Task directions:
Starting with the line that contains "Transcribe this image's", copy every line through the end of the data below, exactly and with nothing added.

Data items
-- start --

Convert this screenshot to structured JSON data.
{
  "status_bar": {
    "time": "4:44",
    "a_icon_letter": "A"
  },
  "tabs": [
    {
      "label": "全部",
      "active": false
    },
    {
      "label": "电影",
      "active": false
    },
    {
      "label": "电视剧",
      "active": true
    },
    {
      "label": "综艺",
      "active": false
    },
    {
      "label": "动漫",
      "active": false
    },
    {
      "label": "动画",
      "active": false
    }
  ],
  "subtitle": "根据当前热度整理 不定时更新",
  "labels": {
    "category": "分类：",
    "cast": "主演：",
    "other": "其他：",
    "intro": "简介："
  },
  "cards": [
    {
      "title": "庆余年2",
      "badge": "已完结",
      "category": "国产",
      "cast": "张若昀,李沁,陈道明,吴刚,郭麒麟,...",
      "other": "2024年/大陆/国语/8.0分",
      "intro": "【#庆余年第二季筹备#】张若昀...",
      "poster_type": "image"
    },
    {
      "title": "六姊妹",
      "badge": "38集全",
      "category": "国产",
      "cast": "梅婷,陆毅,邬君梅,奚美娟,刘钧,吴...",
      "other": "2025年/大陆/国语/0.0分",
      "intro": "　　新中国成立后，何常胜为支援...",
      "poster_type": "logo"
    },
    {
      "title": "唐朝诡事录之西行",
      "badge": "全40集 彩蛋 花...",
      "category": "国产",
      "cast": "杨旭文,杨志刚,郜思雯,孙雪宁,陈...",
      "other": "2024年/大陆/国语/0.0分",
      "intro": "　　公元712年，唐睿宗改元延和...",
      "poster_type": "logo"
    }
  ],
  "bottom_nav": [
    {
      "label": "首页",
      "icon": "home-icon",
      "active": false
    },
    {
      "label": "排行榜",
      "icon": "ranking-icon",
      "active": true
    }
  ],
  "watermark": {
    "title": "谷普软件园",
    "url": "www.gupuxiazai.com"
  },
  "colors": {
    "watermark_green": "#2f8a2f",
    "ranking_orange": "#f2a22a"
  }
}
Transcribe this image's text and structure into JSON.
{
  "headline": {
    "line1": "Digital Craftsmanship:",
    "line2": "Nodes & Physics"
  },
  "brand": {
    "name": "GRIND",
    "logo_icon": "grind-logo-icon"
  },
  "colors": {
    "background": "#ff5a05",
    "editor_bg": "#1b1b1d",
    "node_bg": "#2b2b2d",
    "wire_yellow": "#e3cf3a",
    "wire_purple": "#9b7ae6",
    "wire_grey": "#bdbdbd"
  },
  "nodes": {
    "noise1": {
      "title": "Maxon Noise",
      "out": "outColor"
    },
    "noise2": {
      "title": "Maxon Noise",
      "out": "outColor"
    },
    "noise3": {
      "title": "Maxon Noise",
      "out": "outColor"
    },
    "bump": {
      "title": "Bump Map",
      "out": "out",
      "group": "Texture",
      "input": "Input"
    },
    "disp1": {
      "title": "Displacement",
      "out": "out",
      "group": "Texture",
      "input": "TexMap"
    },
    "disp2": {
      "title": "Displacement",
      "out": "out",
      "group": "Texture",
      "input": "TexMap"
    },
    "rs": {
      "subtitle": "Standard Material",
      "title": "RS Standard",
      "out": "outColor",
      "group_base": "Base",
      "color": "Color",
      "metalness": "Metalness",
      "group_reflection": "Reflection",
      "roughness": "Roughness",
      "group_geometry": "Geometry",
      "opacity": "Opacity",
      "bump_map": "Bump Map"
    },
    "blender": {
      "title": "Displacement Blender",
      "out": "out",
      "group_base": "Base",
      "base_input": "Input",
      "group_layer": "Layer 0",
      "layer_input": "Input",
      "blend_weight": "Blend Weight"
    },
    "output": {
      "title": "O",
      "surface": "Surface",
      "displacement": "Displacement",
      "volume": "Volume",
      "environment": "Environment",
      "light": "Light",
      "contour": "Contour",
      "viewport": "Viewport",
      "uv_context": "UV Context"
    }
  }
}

-- end --

Output of the exercise:
Transcribe this image's text and structure into JSON.
{
  "headline": {
    "line1": "Digital Craftsmanship:",
    "line2": "Nodes & Physics"
  },
  "brand": {
    "name": "GRIND",
    "logo_icon": "grind-logo-icon"
  },
  "colors": {
    "background": "#ff5a05",
    "editor_bg": "#1b1b1d",
    "node_bg": "#2b2b2d",
    "wire_yellow": "#e3cf3a",
    "wire_purple": "#9b7ae6",
    "wire_grey": "#bdbdbd"
  },
  "nodes": {
    "noise1": {
      "title": "Maxon Noise",
      "out": "outColor"
    },
    "noise2": {
      "title": "Maxon Noise",
      "out": "outColor"
    },
    "noise3": {
      "title": "Maxon Noise",
      "out": "outColor"
    },
    "bump": {
      "title": "Bump Map",
      "out": "out",
      "group": "Texture",
      "input": "Input"
    },
    "disp1": {
      "title": "Displacement",
      "out": "out",
      "group": "Texture",
      "input": "TexMap"
    },
    "disp2": {
      "title": "Displacement",
      "out": "out",
      "group": "Texture",
      "input": "TexMap"
    },
    "rs": {
      "subtitle": "Standard Material",
      "title": "RS Standard",
      "out": "outColor",
      "group_base": "Base",
      "color": "Color",
      "metalness": "Metalness",
      "group_reflection": "Reflection",
      "roughness": "Roughness",
      "group_geometry": "Geometry",
      "opacity": "Opacity",
      "bump_map": "Bump Map"
    },
    "blender": {
      "title": "Displacement Blender",
      "out": "out",
      "group_base": "Base",
      "base_input": "Input",
      "group_layer": "Layer 0",
      "layer_input": "Input",
      "blend_weight": "Blend Weight"
    },
    "output": {
      "title": "O",
      "surface": "Surface",
      "displacement": "Displacement",
      "volume": "Volume",
      "environment": "Environment",
      "light": "Light",
      "contour": "Contour",
      "viewport": "Viewport",
      "uv_context": "UV Context"
    }
  }
}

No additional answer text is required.